Excerpt from a dataset:

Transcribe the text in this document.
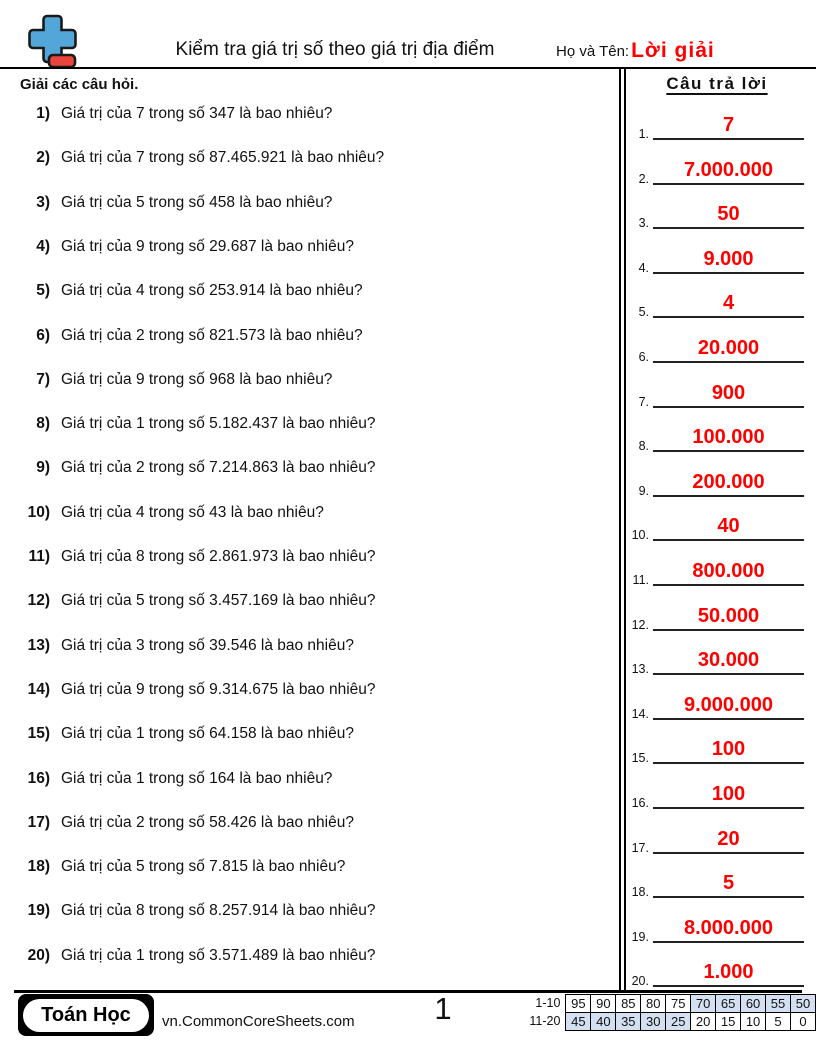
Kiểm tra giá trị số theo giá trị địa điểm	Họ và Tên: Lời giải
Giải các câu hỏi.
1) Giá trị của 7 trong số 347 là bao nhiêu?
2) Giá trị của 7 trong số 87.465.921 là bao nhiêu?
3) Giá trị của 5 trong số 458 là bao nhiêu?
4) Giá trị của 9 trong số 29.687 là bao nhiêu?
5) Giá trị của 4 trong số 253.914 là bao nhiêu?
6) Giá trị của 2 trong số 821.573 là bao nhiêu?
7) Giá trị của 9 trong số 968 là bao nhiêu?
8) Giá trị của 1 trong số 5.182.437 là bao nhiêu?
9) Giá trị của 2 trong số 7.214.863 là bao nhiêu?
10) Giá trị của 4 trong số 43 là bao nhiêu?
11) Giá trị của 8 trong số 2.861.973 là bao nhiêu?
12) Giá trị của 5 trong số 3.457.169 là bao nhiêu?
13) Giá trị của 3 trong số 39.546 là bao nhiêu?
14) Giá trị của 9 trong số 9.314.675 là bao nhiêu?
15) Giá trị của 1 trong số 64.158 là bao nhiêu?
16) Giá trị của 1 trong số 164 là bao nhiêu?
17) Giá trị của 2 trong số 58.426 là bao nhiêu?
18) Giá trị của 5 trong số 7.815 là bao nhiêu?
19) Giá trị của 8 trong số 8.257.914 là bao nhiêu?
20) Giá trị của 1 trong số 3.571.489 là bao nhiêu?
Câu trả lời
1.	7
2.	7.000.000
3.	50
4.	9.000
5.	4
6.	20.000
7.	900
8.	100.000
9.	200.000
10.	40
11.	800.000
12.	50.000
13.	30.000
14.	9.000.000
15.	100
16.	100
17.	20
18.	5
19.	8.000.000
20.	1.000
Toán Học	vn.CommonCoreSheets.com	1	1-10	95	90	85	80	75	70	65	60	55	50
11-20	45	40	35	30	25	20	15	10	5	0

--

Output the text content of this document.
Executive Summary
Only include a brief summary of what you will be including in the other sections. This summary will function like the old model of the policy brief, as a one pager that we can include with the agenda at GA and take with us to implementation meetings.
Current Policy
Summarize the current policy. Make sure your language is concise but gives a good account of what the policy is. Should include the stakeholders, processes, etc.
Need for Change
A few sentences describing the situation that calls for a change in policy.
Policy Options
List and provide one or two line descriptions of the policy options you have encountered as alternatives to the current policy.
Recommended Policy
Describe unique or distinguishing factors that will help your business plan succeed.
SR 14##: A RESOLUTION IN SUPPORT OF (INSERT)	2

...

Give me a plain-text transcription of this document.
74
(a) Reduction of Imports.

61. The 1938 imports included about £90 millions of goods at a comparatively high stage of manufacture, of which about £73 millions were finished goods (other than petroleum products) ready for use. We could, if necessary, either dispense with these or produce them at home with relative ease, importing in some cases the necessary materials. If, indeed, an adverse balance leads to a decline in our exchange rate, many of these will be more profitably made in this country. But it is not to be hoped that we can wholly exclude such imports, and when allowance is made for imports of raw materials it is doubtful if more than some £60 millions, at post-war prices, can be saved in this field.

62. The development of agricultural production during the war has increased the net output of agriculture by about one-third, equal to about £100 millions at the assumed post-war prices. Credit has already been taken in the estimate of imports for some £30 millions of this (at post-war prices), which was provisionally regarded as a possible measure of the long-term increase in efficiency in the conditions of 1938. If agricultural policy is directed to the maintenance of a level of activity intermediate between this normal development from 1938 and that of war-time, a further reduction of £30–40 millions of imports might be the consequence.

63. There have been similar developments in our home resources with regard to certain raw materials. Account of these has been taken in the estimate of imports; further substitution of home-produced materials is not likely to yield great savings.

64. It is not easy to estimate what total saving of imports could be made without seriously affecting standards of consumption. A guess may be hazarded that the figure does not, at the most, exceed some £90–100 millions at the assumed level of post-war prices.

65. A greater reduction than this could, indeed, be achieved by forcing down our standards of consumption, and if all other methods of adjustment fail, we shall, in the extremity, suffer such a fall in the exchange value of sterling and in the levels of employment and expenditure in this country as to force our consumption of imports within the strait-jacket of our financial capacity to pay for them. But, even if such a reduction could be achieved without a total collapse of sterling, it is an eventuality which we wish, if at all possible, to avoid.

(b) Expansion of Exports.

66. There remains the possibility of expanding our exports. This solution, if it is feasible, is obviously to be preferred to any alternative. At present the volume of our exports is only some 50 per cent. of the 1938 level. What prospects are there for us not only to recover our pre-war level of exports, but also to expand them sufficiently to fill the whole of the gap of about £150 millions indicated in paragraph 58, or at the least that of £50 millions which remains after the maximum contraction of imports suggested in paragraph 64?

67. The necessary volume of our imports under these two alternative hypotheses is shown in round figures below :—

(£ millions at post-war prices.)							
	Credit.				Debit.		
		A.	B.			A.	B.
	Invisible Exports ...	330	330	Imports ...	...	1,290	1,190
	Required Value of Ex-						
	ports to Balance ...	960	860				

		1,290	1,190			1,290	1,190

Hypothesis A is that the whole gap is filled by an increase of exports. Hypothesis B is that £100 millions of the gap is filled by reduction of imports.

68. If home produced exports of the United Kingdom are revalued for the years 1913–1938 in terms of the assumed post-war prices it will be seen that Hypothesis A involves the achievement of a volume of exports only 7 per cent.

**PROMPT:** In the material above, tally every line with the string "your" in it, then give that number alone.

**THE RESPONSE:** 2